-- START --

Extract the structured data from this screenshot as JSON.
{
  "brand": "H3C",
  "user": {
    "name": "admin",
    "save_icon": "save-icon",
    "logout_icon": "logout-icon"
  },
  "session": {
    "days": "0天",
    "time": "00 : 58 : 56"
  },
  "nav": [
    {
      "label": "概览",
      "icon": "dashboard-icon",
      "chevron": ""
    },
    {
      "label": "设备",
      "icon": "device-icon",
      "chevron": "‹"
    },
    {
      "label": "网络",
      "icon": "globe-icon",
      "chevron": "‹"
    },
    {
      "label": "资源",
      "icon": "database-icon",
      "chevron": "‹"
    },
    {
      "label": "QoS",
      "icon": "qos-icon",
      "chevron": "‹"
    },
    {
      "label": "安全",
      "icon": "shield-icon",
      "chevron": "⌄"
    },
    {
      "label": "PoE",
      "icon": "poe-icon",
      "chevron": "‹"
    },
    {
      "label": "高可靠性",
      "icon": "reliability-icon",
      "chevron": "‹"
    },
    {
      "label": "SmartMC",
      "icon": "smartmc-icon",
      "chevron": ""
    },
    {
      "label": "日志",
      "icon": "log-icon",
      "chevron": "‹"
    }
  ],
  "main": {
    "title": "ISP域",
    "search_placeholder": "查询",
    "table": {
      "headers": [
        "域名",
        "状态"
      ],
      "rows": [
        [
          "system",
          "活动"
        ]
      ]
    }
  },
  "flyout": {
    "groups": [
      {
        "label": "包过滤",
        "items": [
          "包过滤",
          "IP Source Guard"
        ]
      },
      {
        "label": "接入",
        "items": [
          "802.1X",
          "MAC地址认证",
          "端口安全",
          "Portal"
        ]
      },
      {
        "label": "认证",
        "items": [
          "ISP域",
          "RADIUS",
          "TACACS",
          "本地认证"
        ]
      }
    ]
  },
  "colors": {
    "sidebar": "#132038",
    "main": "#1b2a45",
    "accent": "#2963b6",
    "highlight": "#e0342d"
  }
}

-- END --
-- START --

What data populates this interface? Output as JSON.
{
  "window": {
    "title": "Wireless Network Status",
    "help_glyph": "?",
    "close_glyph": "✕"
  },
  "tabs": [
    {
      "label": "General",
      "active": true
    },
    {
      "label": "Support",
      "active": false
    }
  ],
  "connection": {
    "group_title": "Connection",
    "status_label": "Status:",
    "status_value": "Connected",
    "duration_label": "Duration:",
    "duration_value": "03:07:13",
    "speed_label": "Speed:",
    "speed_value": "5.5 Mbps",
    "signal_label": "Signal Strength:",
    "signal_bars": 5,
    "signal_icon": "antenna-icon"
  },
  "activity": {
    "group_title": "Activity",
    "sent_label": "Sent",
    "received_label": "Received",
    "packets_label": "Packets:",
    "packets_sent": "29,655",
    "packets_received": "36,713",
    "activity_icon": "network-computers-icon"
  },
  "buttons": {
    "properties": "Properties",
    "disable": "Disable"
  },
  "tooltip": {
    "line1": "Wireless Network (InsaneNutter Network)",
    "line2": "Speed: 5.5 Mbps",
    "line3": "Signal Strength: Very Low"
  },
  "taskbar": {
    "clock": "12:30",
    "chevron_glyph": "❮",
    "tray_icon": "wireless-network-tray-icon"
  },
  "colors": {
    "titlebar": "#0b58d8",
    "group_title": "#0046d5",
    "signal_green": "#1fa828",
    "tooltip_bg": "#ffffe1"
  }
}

-- END --

▸ **GIVEN TASK**
Of the lines in the entries above, how many include "this"? Only the number should be given.

▸ **SOLVED EXERCISE**
2